* SET PROBLEM: Say how many lines in the records include the string "xlabel", adding no other words.

---*---

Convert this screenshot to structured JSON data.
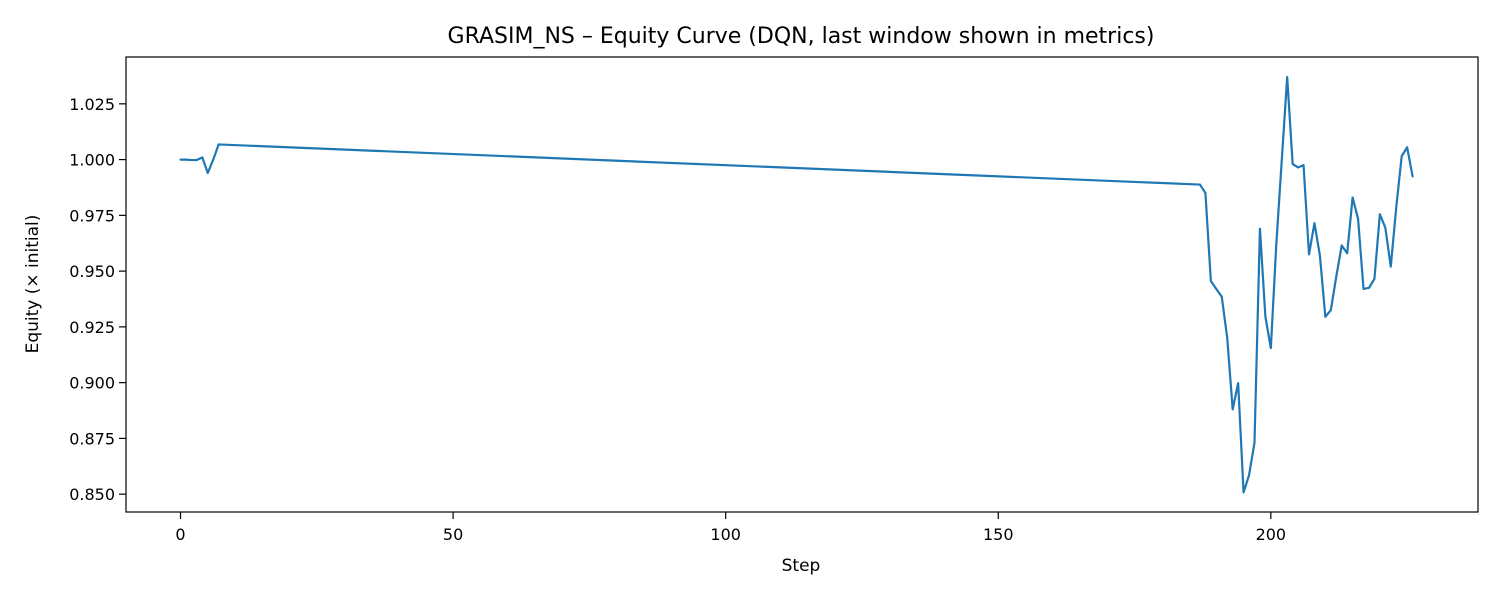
{
  "chart_data": {
    "type": "line",
    "title": "GRASIM_NS – Equity Curve (DQN, last window shown in metrics)",
    "xlabel": "Step",
    "ylabel": "Equity (× initial)",
    "xlim": [
      -10,
      238
    ],
    "ylim": [
      0.842,
      1.046
    ],
    "xticks": [
      0,
      50,
      100,
      150,
      200
    ],
    "yticks": [
      0.85,
      0.875,
      0.9,
      0.925,
      0.95,
      0.975,
      1.0,
      1.025
    ],
    "ytick_labels": [
      "0.850",
      "0.875",
      "0.900",
      "0.925",
      "0.950",
      "0.975",
      "1.000",
      "1.025"
    ],
    "grid": false,
    "colors": {
      "series": "#1f77b4"
    },
    "series": [
      {
        "x": [
          0,
          1,
          2,
          3,
          4,
          5,
          6,
          7,
          187,
          188,
          189,
          190,
          191,
          192,
          193,
          194,
          195,
          196,
          197,
          198,
          199,
          200,
          201,
          202,
          203,
          204,
          205,
          206,
          207,
          208,
          209,
          210,
          211,
          212,
          213,
          214,
          215,
          216,
          217,
          218,
          219,
          220,
          221,
          222,
          223,
          224,
          225,
          226
        ],
        "y": [
          1.0,
          1.0,
          0.9998,
          0.9998,
          1.001,
          0.994,
          1.0,
          1.0068,
          0.9888,
          0.985,
          0.9455,
          0.942,
          0.9385,
          0.92,
          0.888,
          0.8998,
          0.8508,
          0.8585,
          0.873,
          0.969,
          0.9295,
          0.9155,
          0.962,
          0.9995,
          1.037,
          0.998,
          0.9965,
          0.9975,
          0.9575,
          0.9715,
          0.957,
          0.9295,
          0.9325,
          0.9475,
          0.9615,
          0.958,
          0.983,
          0.9735,
          0.942,
          0.9425,
          0.9465,
          0.9755,
          0.9695,
          0.952,
          0.9785,
          1.0015,
          1.0055,
          0.9925
        ]
      }
    ]
  }
}
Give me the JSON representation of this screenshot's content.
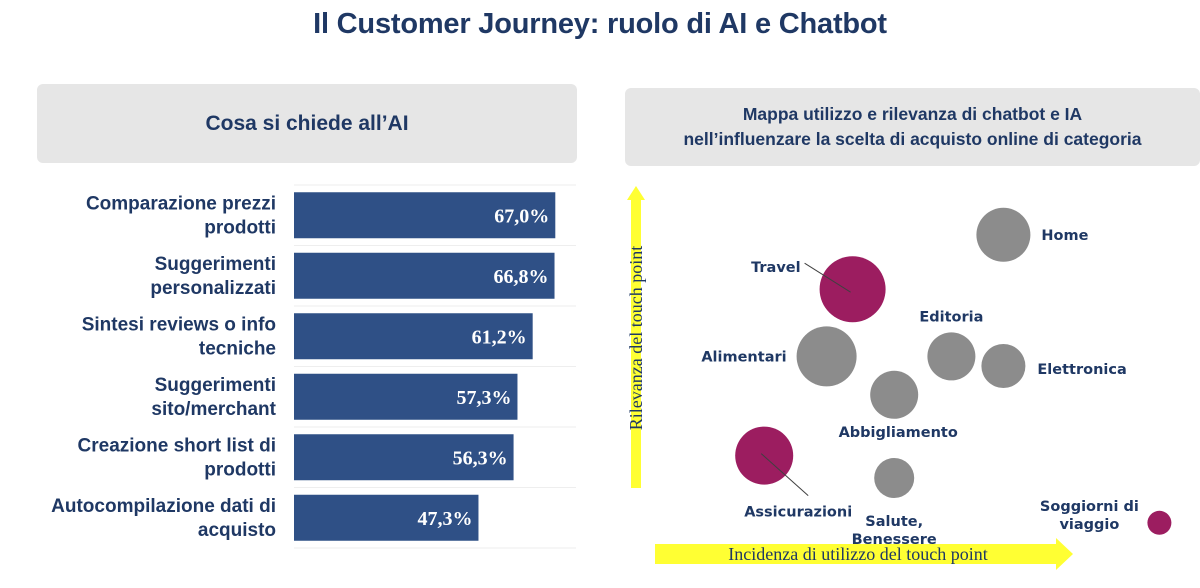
{
  "title": "Il Customer Journey: ruolo di AI e Chatbot",
  "colors": {
    "title": "#1f3864",
    "bar": "#2f5086",
    "accent": "#9c1d60",
    "neutral": "#8c8c8c",
    "arrow": "#ffff33"
  },
  "chart_data": [
    {
      "type": "bar",
      "orientation": "horizontal",
      "title": "Cosa si chiede all’AI",
      "categories": [
        [
          "Comparazione prezzi",
          "prodotti"
        ],
        [
          "Suggerimenti",
          "personalizzati"
        ],
        [
          "Sintesi reviews o info",
          "tecniche"
        ],
        [
          "Suggerimenti",
          "sito/merchant"
        ],
        [
          "Creazione short list di",
          "prodotti"
        ],
        [
          "Autocompilazione dati di",
          "acquisto"
        ]
      ],
      "values": [
        67.0,
        66.8,
        61.2,
        57.3,
        56.3,
        47.3
      ],
      "value_labels": [
        "67,0%",
        "66,8%",
        "61,2%",
        "57,3%",
        "56,3%",
        "47,3%"
      ],
      "xlim": [
        0,
        100
      ]
    },
    {
      "type": "scatter",
      "title": [
        "Mappa utilizzo e rilevanza di chatbot e IA",
        "nell’influenzare la scelta di acquisto online di categoria"
      ],
      "xlabel": "Incidenza di utilizzo del touch point",
      "ylabel": "Rilevanza del touch point",
      "xlim": [
        0,
        100
      ],
      "ylim": [
        0,
        100
      ],
      "points": [
        {
          "label": "Home",
          "x": 67,
          "y": 86,
          "size": 54,
          "highlight": false
        },
        {
          "label": "Travel",
          "x": 38,
          "y": 69,
          "size": 66,
          "highlight": true
        },
        {
          "label": "Alimentari",
          "x": 33,
          "y": 48,
          "size": 60,
          "highlight": false
        },
        {
          "label": "Editoria",
          "x": 57,
          "y": 48,
          "size": 48,
          "highlight": false
        },
        {
          "label": "Elettronica",
          "x": 67,
          "y": 45,
          "size": 44,
          "highlight": false
        },
        {
          "label": "Abbigliamento",
          "x": 46,
          "y": 36,
          "size": 48,
          "highlight": false
        },
        {
          "label": "Assicurazioni",
          "x": 21,
          "y": 17,
          "size": 58,
          "highlight": true
        },
        {
          "label": "Salute, Benessere",
          "x": 46,
          "y": 10,
          "size": 40,
          "highlight": false
        },
        {
          "label": "Soggiorni di viaggio",
          "x": 97,
          "y": -4,
          "size": 24,
          "highlight": true
        }
      ]
    }
  ]
}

---*---

* SOLUTION TO THIS PROBLEM: 2